====== RECORDS FOR THE TASK

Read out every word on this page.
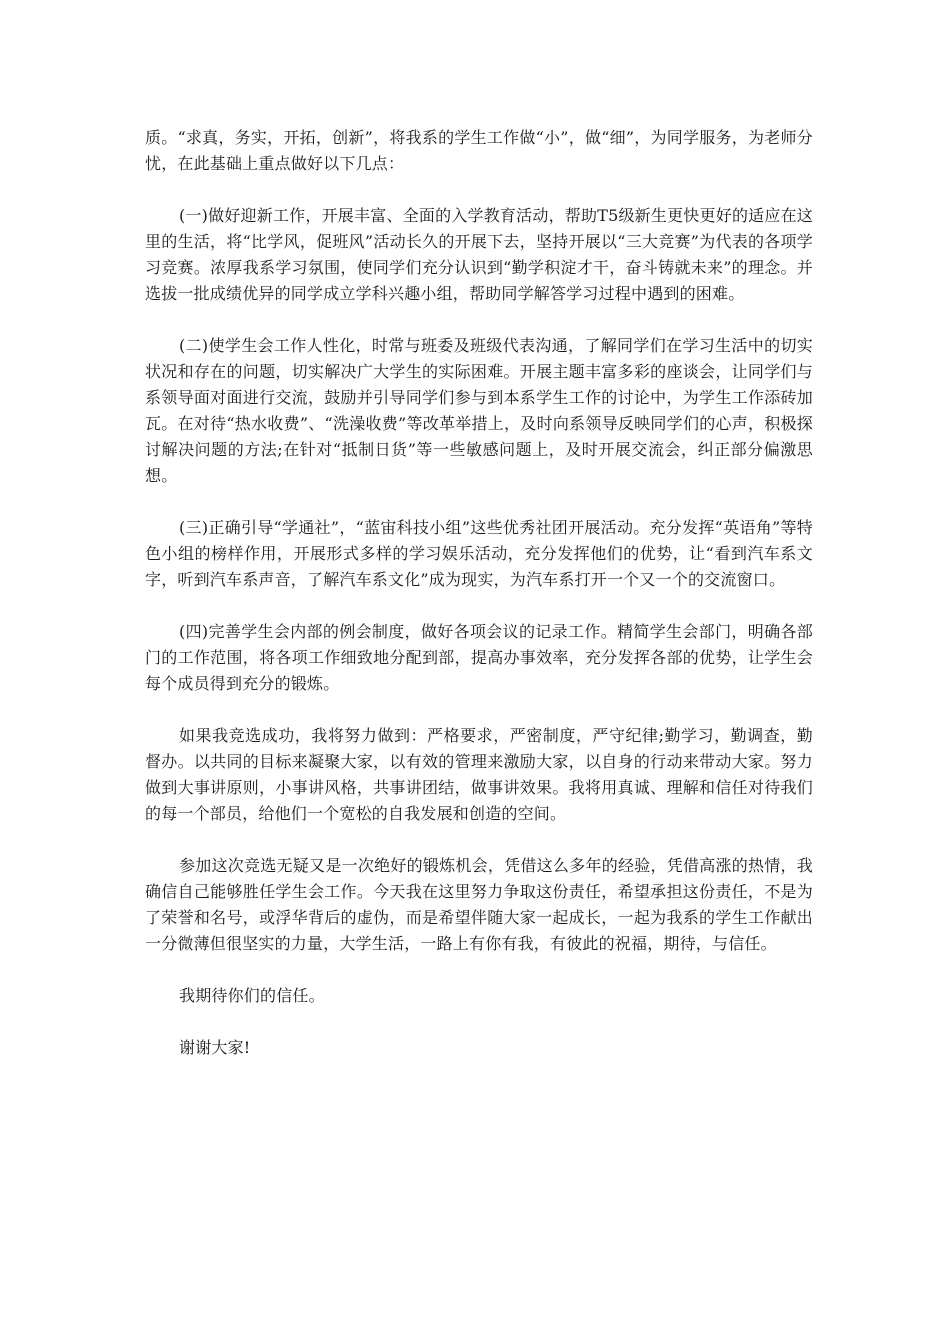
质。“求真，务实，开拓，创新”，将我系的学生工作做“小”，做“细”，为同学服务，为老师分忧，在此基础上重点做好以下几点：

(一)做好迎新工作，开展丰富、全面的入学教育活动，帮助T5级新生更快更好的适应在这里的生活，将“比学风，促班风”活动长久的开展下去，坚持开展以“三大竞赛”为代表的各项学习竞赛。浓厚我系学习氛围，使同学们充分认识到“勤学积淀才干，奋斗铸就未来”的理念。并选拔一批成绩优异的同学成立学科兴趣小组，帮助同学解答学习过程中遇到的困难。

(二)使学生会工作人性化，时常与班委及班级代表沟通，了解同学们在学习生活中的切实状况和存在的问题，切实解决广大学生的实际困难。开展主题丰富多彩的座谈会，让同学们与系领导面对面进行交流，鼓励并引导同学们参与到本系学生工作的讨论中，为学生工作添砖加瓦。在对待“热水收费”、“洗澡收费”等改革举措上，及时向系领导反映同学们的心声，积极探讨解决问题的方法;在针对“抵制日货”等一些敏感问题上，及时开展交流会，纠正部分偏激思想。

(三)正确引导“学通社”，“蓝宙科技小组”这些优秀社团开展活动。充分发挥“英语角”等特色小组的榜样作用，开展形式多样的学习娱乐活动，充分发挥他们的优势，让“看到汽车系文字，听到汽车系声音，了解汽车系文化”成为现实，为汽车系打开一个又一个的交流窗口。

(四)完善学生会内部的例会制度，做好各项会议的记录工作。精简学生会部门，明确各部门的工作范围，将各项工作细致地分配到部，提高办事效率，充分发挥各部的优势，让学生会每个成员得到充分的锻炼。

如果我竞选成功，我将努力做到：严格要求，严密制度，严守纪律;勤学习，勤调查，勤督办。以共同的目标来凝聚大家，以有效的管理来激励大家，以自身的行动来带动大家。努力做到大事讲原则，小事讲风格，共事讲团结，做事讲效果。我将用真诚、理解和信任对待我们的每一个部员，给他们一个宽松的自我发展和创造的空间。

参加这次竞选无疑又是一次绝好的锻炼机会，凭借这么多年的经验，凭借高涨的热情，我确信自己能够胜任学生会工作。今天我在这里努力争取这份责任，希望承担这份责任，不是为了荣誉和名号，或浮华背后的虚伪，而是希望伴随大家一起成长，一起为我系的学生工作献出一分微薄但很坚实的力量，大学生活，一路上有你有我，有彼此的祝福，期待，与信任。

我期待你们的信任。

谢谢大家!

============

## [GIVEN PROBLEM]
Ignore the images and quote every line of the listing exactly.

## [RESULT OF THE TASK]
Read out every word on this page.
质。“求真，务实，开拓，创新”，将我系的学生工作做“小”，做“细”，为同学服务，为老师分忧，在此基础上重点做好以下几点：

(一)做好迎新工作，开展丰富、全面的入学教育活动，帮助T5级新生更快更好的适应在这里的生活，将“比学风，促班风”活动长久的开展下去，坚持开展以“三大竞赛”为代表的各项学习竞赛。浓厚我系学习氛围，使同学们充分认识到“勤学积淀才干，奋斗铸就未来”的理念。并选拔一批成绩优异的同学成立学科兴趣小组，帮助同学解答学习过程中遇到的困难。

(二)使学生会工作人性化，时常与班委及班级代表沟通，了解同学们在学习生活中的切实状况和存在的问题，切实解决广大学生的实际困难。开展主题丰富多彩的座谈会，让同学们与系领导面对面进行交流，鼓励并引导同学们参与到本系学生工作的讨论中，为学生工作添砖加瓦。在对待“热水收费”、“洗澡收费”等改革举措上，及时向系领导反映同学们的心声，积极探讨解决问题的方法;在针对“抵制日货”等一些敏感问题上，及时开展交流会，纠正部分偏激思想。

(三)正确引导“学通社”，“蓝宙科技小组”这些优秀社团开展活动。充分发挥“英语角”等特色小组的榜样作用，开展形式多样的学习娱乐活动，充分发挥他们的优势，让“看到汽车系文字，听到汽车系声音，了解汽车系文化”成为现实，为汽车系打开一个又一个的交流窗口。

(四)完善学生会内部的例会制度，做好各项会议的记录工作。精简学生会部门，明确各部门的工作范围，将各项工作细致地分配到部，提高办事效率，充分发挥各部的优势，让学生会每个成员得到充分的锻炼。

如果我竞选成功，我将努力做到：严格要求，严密制度，严守纪律;勤学习，勤调查，勤督办。以共同的目标来凝聚大家，以有效的管理来激励大家，以自身的行动来带动大家。努力做到大事讲原则，小事讲风格，共事讲团结，做事讲效果。我将用真诚、理解和信任对待我们的每一个部员，给他们一个宽松的自我发展和创造的空间。

参加这次竞选无疑又是一次绝好的锻炼机会，凭借这么多年的经验，凭借高涨的热情，我确信自己能够胜任学生会工作。今天我在这里努力争取这份责任，希望承担这份责任，不是为了荣誉和名号，或浮华背后的虚伪，而是希望伴随大家一起成长，一起为我系的学生工作献出一分微薄但很坚实的力量，大学生活，一路上有你有我，有彼此的祝福，期待，与信任。

我期待你们的信任。

谢谢大家!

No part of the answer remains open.